_Data rows_.
• • • • • • •
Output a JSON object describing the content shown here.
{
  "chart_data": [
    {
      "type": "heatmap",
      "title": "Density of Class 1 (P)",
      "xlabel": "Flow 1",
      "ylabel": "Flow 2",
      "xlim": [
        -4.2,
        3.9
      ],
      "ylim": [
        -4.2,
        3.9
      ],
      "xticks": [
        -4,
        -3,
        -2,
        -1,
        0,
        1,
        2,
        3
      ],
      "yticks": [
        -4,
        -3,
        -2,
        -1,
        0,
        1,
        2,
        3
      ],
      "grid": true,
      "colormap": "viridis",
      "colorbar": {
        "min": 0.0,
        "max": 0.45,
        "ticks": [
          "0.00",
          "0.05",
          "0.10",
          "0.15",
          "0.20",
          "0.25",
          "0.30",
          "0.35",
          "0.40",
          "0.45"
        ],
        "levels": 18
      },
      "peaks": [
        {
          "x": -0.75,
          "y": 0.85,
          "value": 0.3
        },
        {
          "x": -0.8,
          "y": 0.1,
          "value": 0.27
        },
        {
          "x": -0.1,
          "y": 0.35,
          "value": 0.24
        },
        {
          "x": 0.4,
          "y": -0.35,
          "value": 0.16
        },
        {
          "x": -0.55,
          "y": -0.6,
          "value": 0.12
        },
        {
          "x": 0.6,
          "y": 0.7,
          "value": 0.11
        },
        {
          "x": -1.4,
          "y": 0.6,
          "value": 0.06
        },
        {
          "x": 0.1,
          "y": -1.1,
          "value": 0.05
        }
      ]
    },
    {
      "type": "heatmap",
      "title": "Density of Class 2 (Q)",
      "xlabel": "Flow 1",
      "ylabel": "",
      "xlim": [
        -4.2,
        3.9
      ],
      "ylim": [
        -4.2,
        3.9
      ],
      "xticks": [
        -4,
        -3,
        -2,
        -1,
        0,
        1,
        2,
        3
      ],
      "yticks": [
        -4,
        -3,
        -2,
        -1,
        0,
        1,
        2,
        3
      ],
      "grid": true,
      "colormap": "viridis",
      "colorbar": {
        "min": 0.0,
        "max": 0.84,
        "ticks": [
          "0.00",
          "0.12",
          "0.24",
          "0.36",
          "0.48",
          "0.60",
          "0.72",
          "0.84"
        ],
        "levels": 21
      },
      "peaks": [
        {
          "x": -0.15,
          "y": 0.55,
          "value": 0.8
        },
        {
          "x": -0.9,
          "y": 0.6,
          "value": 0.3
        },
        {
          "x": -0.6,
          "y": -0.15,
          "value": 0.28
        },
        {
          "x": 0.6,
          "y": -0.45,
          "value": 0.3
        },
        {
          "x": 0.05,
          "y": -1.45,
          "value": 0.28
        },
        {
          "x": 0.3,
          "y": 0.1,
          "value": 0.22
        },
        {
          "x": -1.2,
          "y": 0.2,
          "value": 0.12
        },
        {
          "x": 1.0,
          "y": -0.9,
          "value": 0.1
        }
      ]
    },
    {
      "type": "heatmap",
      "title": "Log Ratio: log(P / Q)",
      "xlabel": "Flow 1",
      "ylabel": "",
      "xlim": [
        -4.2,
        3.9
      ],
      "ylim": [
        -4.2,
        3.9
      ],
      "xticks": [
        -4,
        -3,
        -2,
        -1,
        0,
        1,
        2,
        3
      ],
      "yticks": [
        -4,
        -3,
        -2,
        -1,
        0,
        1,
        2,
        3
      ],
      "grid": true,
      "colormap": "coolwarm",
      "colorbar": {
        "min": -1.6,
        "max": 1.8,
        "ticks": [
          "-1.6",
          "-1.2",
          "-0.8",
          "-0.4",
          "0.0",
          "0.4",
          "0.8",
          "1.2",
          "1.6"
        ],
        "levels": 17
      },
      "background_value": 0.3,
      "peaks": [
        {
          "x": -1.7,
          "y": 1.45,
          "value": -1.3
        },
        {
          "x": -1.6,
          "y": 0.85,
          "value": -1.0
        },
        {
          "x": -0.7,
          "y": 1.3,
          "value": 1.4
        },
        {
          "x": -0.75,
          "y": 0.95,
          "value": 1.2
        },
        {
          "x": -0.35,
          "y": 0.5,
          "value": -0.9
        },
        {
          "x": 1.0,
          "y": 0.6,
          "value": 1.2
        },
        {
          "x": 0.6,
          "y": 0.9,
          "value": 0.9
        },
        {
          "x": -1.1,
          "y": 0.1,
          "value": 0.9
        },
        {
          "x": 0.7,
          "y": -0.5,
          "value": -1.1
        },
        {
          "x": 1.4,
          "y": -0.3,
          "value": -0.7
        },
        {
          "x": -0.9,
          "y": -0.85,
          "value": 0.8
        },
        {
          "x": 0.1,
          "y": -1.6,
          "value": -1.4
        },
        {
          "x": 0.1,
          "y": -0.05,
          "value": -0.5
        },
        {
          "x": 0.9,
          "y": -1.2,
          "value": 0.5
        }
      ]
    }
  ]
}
• • • • • • •
The entries above must be returned exactly.

_Task solution_.
Output a JSON object describing the content shown here.
{
  "chart_data": [
    {
      "type": "heatmap",
      "title": "Density of Class 1 (P)",
      "xlabel": "Flow 1",
      "ylabel": "Flow 2",
      "xlim": [
        -4.2,
        3.9
      ],
      "ylim": [
        -4.2,
        3.9
      ],
      "xticks": [
        -4,
        -3,
        -2,
        -1,
        0,
        1,
        2,
        3
      ],
      "yticks": [
        -4,
        -3,
        -2,
        -1,
        0,
        1,
        2,
        3
      ],
      "grid": true,
      "colormap": "viridis",
      "colorbar": {
        "min": 0.0,
        "max": 0.45,
        "ticks": [
          "0.00",
          "0.05",
          "0.10",
          "0.15",
          "0.20",
          "0.25",
          "0.30",
          "0.35",
          "0.40",
          "0.45"
        ],
        "levels": 18
      },
      "peaks": [
        {
          "x": -0.75,
          "y": 0.85,
          "value": 0.3
        },
        {
          "x": -0.8,
          "y": 0.1,
          "value": 0.27
        },
        {
          "x": -0.1,
          "y": 0.35,
          "value": 0.24
        },
        {
          "x": 0.4,
          "y": -0.35,
          "value": 0.16
        },
        {
          "x": -0.55,
          "y": -0.6,
          "value": 0.12
        },
        {
          "x": 0.6,
          "y": 0.7,
          "value": 0.11
        },
        {
          "x": -1.4,
          "y": 0.6,
          "value": 0.06
        },
        {
          "x": 0.1,
          "y": -1.1,
          "value": 0.05
        }
      ]
    },
    {
      "type": "heatmap",
      "title": "Density of Class 2 (Q)",
      "xlabel": "Flow 1",
      "ylabel": "",
      "xlim": [
        -4.2,
        3.9
      ],
      "ylim": [
        -4.2,
        3.9
      ],
      "xticks": [
        -4,
        -3,
        -2,
        -1,
        0,
        1,
        2,
        3
      ],
      "yticks": [
        -4,
        -3,
        -2,
        -1,
        0,
        1,
        2,
        3
      ],
      "grid": true,
      "colormap": "viridis",
      "colorbar": {
        "min": 0.0,
        "max": 0.84,
        "ticks": [
          "0.00",
          "0.12",
          "0.24",
          "0.36",
          "0.48",
          "0.60",
          "0.72",
          "0.84"
        ],
        "levels": 21
      },
      "peaks": [
        {
          "x": -0.15,
          "y": 0.55,
          "value": 0.8
        },
        {
          "x": -0.9,
          "y": 0.6,
          "value": 0.3
        },
        {
          "x": -0.6,
          "y": -0.15,
          "value": 0.28
        },
        {
          "x": 0.6,
          "y": -0.45,
          "value": 0.3
        },
        {
          "x": 0.05,
          "y": -1.45,
          "value": 0.28
        },
        {
          "x": 0.3,
          "y": 0.1,
          "value": 0.22
        },
        {
          "x": -1.2,
          "y": 0.2,
          "value": 0.12
        },
        {
          "x": 1.0,
          "y": -0.9,
          "value": 0.1
        }
      ]
    },
    {
      "type": "heatmap",
      "title": "Log Ratio: log(P / Q)",
      "xlabel": "Flow 1",
      "ylabel": "",
      "xlim": [
        -4.2,
        3.9
      ],
      "ylim": [
        -4.2,
        3.9
      ],
      "xticks": [
        -4,
        -3,
        -2,
        -1,
        0,
        1,
        2,
        3
      ],
      "yticks": [
        -4,
        -3,
        -2,
        -1,
        0,
        1,
        2,
        3
      ],
      "grid": true,
      "colormap": "coolwarm",
      "colorbar": {
        "min": -1.6,
        "max": 1.8,
        "ticks": [
          "-1.6",
          "-1.2",
          "-0.8",
          "-0.4",
          "0.0",
          "0.4",
          "0.8",
          "1.2",
          "1.6"
        ],
        "levels": 17
      },
      "background_value": 0.3,
      "peaks": [
        {
          "x": -1.7,
          "y": 1.45,
          "value": -1.3
        },
        {
          "x": -1.6,
          "y": 0.85,
          "value": -1.0
        },
        {
          "x": -0.7,
          "y": 1.3,
          "value": 1.4
        },
        {
          "x": -0.75,
          "y": 0.95,
          "value": 1.2
        },
        {
          "x": -0.35,
          "y": 0.5,
          "value": -0.9
        },
        {
          "x": 1.0,
          "y": 0.6,
          "value": 1.2
        },
        {
          "x": 0.6,
          "y": 0.9,
          "value": 0.9
        },
        {
          "x": -1.1,
          "y": 0.1,
          "value": 0.9
        },
        {
          "x": 0.7,
          "y": -0.5,
          "value": -1.1
        },
        {
          "x": 1.4,
          "y": -0.3,
          "value": -0.7
        },
        {
          "x": -0.9,
          "y": -0.85,
          "value": 0.8
        },
        {
          "x": 0.1,
          "y": -1.6,
          "value": -1.4
        },
        {
          "x": 0.1,
          "y": -0.05,
          "value": -0.5
        },
        {
          "x": 0.9,
          "y": -1.2,
          "value": 0.5
        }
      ]
    }
  ]
}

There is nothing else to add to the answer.